* _Written task_: In the listing, rewrite the stretch from "name (71, 1790, 182, 1809)" through "name: Salem, Oregon (323, 2315, 377, 2324)", switching "stats panel" to "data panel" and leaving everything else unchanged.

** start Records to use **

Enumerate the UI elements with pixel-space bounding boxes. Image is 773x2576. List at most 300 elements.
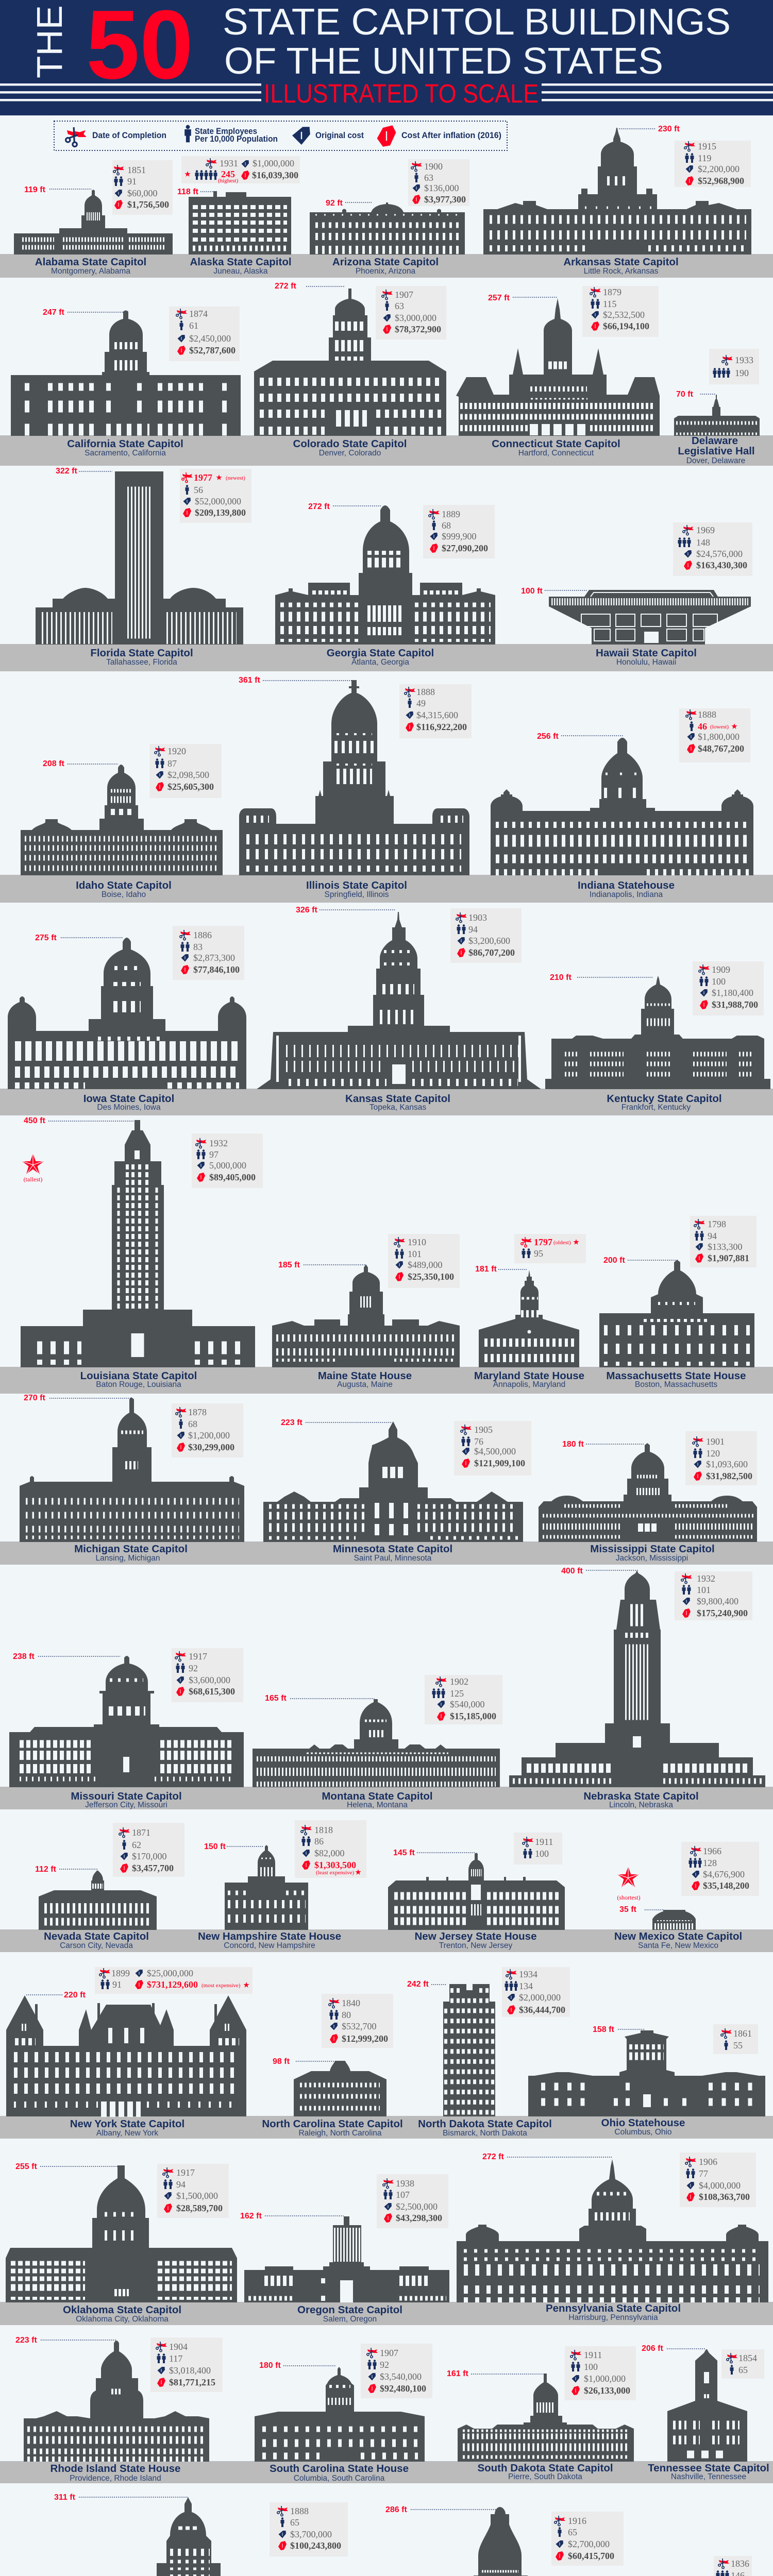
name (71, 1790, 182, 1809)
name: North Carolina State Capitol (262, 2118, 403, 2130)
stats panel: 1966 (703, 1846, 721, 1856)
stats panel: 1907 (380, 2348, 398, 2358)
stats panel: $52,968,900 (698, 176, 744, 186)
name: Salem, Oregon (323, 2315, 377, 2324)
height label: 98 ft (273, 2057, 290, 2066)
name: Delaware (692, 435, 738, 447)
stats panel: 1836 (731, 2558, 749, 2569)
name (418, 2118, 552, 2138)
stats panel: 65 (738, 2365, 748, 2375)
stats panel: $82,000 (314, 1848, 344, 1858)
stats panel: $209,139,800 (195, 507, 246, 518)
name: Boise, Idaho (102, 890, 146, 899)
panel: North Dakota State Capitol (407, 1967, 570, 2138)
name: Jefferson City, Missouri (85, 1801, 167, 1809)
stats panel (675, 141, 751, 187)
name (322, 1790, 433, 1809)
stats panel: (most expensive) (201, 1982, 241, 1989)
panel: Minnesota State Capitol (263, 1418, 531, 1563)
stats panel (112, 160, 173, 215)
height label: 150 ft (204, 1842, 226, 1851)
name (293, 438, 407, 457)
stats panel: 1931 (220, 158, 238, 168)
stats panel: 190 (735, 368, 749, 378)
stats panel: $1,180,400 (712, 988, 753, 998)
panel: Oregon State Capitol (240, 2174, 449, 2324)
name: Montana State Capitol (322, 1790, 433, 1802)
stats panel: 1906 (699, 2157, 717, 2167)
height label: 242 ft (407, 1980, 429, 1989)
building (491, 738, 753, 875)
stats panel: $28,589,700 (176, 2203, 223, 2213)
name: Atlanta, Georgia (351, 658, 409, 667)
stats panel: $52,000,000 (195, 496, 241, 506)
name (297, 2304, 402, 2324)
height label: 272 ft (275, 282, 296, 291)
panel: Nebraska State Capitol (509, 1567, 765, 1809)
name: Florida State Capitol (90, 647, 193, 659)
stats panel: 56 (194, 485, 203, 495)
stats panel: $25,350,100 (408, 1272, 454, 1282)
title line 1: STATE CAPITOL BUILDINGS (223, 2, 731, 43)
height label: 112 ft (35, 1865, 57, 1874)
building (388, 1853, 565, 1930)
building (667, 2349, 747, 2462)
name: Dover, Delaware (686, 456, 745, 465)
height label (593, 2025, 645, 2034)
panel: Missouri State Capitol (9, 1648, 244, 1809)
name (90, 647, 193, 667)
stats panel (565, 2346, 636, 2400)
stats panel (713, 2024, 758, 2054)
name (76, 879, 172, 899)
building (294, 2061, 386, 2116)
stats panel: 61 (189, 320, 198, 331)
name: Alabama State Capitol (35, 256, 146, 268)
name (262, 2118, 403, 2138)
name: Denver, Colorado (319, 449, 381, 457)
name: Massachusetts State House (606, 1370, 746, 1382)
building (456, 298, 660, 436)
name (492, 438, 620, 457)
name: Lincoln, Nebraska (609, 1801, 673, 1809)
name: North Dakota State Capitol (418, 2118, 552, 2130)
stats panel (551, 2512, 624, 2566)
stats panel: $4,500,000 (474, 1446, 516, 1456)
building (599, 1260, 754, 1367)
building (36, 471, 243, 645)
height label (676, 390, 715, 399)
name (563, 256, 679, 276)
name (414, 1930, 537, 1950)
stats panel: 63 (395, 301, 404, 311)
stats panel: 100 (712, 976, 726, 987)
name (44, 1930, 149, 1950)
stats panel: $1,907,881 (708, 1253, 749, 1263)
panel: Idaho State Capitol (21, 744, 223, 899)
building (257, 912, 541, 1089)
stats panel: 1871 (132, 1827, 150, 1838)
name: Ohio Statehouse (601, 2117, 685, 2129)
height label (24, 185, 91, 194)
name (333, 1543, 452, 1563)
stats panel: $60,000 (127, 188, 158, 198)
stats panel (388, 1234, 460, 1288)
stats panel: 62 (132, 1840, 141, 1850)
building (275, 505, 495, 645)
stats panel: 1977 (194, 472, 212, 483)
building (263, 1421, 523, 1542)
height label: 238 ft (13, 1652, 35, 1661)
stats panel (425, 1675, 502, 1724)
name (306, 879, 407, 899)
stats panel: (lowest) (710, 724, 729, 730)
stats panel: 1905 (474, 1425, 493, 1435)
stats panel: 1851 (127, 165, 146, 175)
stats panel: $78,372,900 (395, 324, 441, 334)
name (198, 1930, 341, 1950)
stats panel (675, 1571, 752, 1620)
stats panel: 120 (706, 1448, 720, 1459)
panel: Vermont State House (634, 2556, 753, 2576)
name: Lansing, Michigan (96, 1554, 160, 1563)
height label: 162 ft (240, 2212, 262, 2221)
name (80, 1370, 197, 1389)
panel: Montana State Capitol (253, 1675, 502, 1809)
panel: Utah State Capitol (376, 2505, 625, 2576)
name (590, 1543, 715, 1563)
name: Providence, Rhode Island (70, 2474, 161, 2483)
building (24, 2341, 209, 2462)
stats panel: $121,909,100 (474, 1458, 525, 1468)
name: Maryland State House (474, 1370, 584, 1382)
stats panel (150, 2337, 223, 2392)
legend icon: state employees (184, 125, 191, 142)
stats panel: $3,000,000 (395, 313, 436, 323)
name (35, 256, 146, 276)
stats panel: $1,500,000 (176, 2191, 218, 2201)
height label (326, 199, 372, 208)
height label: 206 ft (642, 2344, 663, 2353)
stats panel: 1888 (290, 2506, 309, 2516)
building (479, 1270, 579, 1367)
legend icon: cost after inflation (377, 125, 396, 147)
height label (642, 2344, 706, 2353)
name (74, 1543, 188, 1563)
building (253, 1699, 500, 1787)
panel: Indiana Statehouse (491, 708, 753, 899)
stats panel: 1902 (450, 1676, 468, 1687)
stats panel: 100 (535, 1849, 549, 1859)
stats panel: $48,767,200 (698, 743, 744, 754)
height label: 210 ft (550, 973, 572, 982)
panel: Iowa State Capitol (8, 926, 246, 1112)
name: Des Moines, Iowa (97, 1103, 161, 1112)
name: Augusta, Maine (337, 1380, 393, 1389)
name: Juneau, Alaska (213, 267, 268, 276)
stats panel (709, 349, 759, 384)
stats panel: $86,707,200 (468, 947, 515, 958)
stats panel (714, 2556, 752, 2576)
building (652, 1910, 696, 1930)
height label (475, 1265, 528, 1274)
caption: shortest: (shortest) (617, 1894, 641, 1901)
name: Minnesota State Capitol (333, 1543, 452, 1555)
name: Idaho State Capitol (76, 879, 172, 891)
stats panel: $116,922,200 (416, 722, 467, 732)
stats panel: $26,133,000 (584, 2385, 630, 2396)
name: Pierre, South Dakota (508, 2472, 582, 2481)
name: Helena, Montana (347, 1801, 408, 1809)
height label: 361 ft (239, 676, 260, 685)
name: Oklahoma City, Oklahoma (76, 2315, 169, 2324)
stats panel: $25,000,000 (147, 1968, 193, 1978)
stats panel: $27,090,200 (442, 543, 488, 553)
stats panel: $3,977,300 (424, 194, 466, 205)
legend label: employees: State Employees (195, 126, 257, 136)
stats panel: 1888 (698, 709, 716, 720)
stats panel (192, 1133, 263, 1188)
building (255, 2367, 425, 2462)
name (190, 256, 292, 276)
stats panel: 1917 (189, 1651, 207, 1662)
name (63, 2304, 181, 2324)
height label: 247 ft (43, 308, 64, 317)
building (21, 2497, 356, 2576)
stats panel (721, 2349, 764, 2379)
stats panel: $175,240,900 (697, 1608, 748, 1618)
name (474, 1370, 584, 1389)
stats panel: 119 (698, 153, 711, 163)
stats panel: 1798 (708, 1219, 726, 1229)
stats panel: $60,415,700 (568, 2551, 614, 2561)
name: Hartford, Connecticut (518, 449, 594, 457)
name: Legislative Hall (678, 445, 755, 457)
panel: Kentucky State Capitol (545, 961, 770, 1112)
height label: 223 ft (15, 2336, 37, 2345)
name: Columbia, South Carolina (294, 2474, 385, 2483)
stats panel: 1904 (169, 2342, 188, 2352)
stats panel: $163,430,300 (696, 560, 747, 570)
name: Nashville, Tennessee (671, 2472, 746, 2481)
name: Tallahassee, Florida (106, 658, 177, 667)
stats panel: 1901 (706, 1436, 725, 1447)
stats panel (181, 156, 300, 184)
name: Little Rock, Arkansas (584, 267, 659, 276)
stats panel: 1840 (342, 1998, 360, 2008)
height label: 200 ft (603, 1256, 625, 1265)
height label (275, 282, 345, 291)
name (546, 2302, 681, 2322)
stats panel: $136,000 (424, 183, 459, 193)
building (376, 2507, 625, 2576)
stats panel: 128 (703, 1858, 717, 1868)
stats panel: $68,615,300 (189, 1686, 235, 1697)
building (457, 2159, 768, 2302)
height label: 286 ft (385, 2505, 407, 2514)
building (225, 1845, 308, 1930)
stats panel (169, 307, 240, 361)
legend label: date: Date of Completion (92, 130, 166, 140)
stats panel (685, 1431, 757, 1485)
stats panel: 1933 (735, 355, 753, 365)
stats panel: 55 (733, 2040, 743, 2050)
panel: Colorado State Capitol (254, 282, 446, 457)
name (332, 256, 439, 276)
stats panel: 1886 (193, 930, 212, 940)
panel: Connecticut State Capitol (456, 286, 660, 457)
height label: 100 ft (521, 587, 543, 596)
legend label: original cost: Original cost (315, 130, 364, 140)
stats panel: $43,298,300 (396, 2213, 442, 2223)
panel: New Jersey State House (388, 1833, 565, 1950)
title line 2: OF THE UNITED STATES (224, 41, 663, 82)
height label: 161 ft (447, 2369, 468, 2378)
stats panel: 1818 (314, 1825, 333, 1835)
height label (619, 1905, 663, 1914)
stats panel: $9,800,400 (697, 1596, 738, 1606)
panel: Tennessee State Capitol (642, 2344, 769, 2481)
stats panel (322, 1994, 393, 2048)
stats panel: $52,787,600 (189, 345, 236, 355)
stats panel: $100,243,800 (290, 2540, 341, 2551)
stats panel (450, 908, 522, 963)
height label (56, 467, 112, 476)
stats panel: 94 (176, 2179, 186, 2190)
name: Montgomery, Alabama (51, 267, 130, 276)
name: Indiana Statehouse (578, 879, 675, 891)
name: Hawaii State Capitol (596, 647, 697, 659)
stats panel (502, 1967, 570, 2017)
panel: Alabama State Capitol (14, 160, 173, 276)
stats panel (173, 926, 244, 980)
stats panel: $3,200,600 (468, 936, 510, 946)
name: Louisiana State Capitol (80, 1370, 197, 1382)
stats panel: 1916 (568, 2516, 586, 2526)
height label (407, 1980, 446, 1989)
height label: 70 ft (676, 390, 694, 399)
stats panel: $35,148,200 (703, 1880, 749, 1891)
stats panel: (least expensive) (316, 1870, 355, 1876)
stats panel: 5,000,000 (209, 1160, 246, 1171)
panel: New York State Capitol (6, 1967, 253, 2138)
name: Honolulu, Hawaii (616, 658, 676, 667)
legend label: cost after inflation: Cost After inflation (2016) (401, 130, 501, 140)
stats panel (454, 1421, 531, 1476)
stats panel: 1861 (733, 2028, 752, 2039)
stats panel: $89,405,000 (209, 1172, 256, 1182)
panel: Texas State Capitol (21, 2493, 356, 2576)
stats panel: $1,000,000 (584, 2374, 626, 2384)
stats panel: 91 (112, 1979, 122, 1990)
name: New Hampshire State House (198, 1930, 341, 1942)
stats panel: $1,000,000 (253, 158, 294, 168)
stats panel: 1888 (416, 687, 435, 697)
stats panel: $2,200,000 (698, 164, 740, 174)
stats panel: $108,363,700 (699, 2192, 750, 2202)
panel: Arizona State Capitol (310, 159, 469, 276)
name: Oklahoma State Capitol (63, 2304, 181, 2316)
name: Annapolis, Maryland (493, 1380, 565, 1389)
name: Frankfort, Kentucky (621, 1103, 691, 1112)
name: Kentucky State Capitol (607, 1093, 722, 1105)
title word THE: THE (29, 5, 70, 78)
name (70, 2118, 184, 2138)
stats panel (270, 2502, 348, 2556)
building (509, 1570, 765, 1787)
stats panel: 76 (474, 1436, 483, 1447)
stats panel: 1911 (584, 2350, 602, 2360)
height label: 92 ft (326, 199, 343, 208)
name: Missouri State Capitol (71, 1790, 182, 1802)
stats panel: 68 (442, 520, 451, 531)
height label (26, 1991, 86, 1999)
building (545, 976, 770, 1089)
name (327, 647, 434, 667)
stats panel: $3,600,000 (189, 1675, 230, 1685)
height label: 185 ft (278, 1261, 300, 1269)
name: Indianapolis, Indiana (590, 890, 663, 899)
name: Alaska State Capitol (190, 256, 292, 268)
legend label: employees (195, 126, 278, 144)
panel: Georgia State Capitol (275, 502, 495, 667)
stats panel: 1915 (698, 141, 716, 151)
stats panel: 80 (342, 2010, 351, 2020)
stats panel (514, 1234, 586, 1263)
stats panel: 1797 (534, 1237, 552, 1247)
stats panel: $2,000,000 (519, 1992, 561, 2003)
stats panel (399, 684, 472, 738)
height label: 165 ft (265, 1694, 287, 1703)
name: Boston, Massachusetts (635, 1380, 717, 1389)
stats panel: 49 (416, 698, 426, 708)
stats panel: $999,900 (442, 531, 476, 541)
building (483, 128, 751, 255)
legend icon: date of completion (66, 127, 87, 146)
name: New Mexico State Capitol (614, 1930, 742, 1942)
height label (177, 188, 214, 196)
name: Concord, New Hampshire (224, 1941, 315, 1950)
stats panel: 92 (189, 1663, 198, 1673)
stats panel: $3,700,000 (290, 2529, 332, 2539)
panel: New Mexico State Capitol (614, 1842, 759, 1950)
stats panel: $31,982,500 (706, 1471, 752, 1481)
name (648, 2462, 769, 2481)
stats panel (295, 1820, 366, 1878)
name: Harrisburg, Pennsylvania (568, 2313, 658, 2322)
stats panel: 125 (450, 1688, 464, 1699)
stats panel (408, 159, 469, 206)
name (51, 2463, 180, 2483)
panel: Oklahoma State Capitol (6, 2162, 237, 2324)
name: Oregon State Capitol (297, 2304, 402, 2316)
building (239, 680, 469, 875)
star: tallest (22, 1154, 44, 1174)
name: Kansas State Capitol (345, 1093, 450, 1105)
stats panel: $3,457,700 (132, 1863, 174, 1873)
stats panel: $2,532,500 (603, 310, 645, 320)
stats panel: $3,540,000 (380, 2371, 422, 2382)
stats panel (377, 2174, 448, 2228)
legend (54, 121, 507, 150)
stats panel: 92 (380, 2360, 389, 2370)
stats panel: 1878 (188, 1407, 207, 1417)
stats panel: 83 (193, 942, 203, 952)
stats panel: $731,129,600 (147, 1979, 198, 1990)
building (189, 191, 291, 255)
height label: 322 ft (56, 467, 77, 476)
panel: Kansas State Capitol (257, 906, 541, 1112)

** end Records to use **

* _Correct response_:
name (71, 1790, 182, 1809)
name: North Carolina State Capitol (262, 2118, 403, 2130)
data panel: 1966 (703, 1846, 721, 1856)
data panel: 1907 (380, 2348, 398, 2358)
data panel: $52,968,900 (698, 176, 744, 186)
name: Salem, Oregon (323, 2315, 377, 2324)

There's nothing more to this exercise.